Goal A: Filter the entries below, keeping every line that contains the string "unit". Treat uppercase and lowercase as different.

Source extract:
It is a time to remember those who made the ultimate sacrifice in defence of Canada.
There are a variety of services taking place across Dufferin-Caledon which will give you an opportunity to take part in an act of remembrance and thank those who have served.
Caledon East hosted a ceremony Oct. 29 at the Caledon East Cenotaph at Caledon Town Hall. The Alton Legion is holding a Remembrance service Nov. 5 starting at 10:15 a.m. Later that same day in Bolton, there is a parade from the fire hall to the cenotaph beginning at 12:15 p.m. The service and wreath laying at the cenotaph will commence at 12:45 p.m. Caledon employees and students from Robert F. Hall Catholic Secondary School will be holding a ceremony Nov. 10 at 10:45 a.m. at the Town Hall in Caledon East.
There are a many services being conducted across Dufferin-Caledon Nov. 11.
The Orangeville Legion, Branch 233, will be on parade from the Legion to Alexandra Park at 10:30 a.m. The cenotaph service begins at 11 a.m. Members of Branch 233 will also conduct a sunset ceremony at Forest Lawn Cemetery at 2 p.m. In Shelburne, the Legion, Branch 220, will host an indoor service that begins at 9:45 a.m. and will be followed by a march from the Legion Hall to the Cenotaph. The Mansfield Women's Institute gather at the Mansfield Cenotaph at 10:30 a.m. In Grand Valley, the Town will be gathering at the Grand Valley Cenotaph at 10:30 a.m. for their service.
I hope you will have the opportunity to attend one of these services in Dufferin-Caledon, or find the time to observe a moment of silence. The service of the men and women in our armed forces is a sacrifice they make so that we can continue to enjoy the rights and freedoms of our great nation.

Goal B: Which Legions does the text about Remembrance services in Dufferin-Caledon name, including any branch numbers it gives?

Labeled region entries:
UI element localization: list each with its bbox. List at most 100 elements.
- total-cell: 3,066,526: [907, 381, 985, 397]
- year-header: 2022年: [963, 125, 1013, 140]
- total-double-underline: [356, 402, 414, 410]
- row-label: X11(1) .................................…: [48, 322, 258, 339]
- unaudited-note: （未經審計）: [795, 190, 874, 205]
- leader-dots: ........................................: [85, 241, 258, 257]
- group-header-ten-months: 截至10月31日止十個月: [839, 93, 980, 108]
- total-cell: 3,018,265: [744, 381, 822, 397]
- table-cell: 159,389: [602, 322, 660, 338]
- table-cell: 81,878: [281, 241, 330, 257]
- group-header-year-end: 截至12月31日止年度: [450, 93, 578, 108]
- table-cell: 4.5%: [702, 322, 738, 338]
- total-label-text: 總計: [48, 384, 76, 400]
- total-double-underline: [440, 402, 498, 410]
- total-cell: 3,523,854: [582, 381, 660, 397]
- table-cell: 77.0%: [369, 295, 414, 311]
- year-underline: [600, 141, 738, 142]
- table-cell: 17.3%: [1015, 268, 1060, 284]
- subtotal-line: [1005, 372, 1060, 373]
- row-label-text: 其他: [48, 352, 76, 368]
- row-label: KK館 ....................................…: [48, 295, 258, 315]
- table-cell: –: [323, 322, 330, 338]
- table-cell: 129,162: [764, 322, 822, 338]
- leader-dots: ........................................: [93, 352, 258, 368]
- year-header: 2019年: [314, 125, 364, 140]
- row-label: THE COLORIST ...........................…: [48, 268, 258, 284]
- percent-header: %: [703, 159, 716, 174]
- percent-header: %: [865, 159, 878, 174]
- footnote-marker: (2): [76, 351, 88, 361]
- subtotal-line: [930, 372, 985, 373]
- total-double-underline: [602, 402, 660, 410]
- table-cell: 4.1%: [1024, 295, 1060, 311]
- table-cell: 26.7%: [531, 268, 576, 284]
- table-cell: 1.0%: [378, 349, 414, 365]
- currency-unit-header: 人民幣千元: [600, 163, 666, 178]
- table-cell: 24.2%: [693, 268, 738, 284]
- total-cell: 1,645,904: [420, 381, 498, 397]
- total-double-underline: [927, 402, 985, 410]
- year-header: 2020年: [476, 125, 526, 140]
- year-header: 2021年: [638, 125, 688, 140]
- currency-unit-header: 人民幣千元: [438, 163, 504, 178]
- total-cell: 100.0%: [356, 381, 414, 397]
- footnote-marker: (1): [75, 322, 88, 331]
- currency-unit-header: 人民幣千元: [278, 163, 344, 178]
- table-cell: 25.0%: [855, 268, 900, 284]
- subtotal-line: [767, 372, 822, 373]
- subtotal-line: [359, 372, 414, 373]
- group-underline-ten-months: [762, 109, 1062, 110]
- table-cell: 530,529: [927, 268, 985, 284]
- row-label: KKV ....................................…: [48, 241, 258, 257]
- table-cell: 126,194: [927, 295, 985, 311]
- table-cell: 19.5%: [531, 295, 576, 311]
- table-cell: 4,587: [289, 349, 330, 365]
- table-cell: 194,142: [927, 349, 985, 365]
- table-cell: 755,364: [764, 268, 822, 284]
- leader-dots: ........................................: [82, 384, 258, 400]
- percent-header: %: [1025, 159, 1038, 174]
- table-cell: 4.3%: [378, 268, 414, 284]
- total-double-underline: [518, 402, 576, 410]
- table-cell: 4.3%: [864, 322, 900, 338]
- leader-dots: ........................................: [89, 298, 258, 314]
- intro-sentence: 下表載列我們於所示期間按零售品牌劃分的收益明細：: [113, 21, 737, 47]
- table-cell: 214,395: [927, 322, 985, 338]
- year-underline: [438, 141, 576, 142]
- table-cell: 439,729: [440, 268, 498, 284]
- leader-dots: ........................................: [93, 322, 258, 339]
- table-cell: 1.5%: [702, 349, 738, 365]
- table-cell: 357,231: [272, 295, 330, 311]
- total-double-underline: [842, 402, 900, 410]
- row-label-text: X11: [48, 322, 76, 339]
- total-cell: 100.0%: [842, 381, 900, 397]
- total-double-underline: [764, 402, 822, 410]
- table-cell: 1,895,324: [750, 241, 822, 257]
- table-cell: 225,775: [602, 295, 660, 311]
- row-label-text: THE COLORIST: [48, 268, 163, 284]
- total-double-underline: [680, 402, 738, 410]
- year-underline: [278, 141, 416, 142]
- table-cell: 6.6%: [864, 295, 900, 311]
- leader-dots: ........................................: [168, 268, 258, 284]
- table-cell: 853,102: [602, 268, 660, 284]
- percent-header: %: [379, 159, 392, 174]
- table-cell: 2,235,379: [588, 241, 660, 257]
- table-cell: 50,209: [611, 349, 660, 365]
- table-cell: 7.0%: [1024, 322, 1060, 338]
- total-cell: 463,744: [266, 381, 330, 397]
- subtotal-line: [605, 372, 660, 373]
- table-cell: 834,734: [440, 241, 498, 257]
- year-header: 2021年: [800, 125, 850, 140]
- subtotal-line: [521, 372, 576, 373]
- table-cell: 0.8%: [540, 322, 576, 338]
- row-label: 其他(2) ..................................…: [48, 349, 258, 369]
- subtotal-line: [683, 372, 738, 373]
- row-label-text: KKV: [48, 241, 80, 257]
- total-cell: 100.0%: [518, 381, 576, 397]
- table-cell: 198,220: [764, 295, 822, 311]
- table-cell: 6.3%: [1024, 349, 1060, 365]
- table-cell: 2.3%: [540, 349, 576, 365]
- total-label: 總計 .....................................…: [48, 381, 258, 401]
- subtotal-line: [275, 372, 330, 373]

Correct output A:
- currency-unit-header: 人民幣千元: [600, 163, 666, 178]
- currency-unit-header: 人民幣千元: [438, 163, 504, 178]
- currency-unit-header: 人民幣千元: [278, 163, 344, 178]

Correct output B:
- Alton Legion
- Orangeville Legion, Branch 233
- Shelburne Legion, Branch 220